RECORDED INFORMATION -
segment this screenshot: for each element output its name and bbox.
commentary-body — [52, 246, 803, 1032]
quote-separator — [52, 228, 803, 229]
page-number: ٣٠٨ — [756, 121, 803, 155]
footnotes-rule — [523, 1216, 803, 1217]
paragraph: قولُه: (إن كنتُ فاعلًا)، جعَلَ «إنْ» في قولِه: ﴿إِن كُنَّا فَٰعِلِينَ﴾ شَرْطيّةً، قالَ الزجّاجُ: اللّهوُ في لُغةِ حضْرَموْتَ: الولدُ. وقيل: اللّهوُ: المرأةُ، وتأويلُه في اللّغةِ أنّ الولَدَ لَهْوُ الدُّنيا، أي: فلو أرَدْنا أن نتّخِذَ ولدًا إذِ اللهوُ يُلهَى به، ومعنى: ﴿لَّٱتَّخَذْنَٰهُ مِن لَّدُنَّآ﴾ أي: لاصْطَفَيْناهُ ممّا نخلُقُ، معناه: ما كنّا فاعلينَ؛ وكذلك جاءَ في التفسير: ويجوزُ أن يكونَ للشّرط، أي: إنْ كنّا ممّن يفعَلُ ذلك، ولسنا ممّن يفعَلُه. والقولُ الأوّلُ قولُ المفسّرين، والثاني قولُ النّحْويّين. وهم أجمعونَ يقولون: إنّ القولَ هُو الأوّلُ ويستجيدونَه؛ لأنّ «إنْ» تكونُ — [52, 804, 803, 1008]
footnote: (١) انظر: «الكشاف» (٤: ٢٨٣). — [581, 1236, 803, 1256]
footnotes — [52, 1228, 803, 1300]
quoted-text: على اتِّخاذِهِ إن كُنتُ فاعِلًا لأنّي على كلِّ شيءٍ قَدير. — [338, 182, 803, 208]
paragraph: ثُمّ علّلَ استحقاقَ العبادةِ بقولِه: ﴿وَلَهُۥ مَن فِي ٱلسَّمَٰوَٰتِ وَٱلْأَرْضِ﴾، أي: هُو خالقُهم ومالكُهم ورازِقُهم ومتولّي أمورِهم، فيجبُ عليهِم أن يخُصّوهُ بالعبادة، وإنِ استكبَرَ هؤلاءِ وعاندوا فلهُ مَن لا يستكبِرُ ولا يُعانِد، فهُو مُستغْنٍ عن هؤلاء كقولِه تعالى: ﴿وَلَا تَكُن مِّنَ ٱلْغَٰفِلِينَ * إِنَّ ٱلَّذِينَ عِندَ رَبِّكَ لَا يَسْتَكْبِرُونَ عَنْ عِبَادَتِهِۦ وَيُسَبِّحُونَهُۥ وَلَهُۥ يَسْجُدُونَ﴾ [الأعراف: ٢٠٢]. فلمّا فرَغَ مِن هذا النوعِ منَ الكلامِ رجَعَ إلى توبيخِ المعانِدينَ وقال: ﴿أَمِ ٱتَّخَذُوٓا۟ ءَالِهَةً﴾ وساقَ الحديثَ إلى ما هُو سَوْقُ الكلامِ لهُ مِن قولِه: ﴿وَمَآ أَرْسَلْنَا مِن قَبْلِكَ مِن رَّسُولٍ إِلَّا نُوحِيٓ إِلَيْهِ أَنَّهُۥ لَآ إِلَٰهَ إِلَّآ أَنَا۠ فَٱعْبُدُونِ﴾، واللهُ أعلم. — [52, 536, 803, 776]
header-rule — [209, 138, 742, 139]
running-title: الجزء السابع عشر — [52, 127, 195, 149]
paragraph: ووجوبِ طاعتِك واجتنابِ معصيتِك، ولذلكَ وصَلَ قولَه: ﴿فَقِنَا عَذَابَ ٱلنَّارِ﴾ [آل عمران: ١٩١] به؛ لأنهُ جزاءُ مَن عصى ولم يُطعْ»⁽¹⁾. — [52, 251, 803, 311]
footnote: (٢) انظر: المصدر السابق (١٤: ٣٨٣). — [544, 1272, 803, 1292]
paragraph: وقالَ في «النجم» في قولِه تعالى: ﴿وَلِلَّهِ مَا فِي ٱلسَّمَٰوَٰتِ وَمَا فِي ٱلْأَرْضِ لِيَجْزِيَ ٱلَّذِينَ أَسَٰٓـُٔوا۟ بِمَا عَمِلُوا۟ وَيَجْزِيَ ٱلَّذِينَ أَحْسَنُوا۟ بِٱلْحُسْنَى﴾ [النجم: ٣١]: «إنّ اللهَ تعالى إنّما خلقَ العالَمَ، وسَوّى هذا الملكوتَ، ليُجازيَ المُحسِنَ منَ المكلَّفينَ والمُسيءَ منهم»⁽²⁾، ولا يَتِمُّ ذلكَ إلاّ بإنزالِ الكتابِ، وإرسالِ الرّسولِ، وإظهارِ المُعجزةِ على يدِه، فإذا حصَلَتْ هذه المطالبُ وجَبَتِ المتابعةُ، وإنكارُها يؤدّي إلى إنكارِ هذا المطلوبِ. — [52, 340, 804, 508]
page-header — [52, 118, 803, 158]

EXERCISE INSTRUCTIONS - Show each line of the records above that contains the word "rule", copying the whole line.

EXPECTED ANSWER -
footnotes-rule — [523, 1216, 803, 1217]
header-rule — [209, 138, 742, 139]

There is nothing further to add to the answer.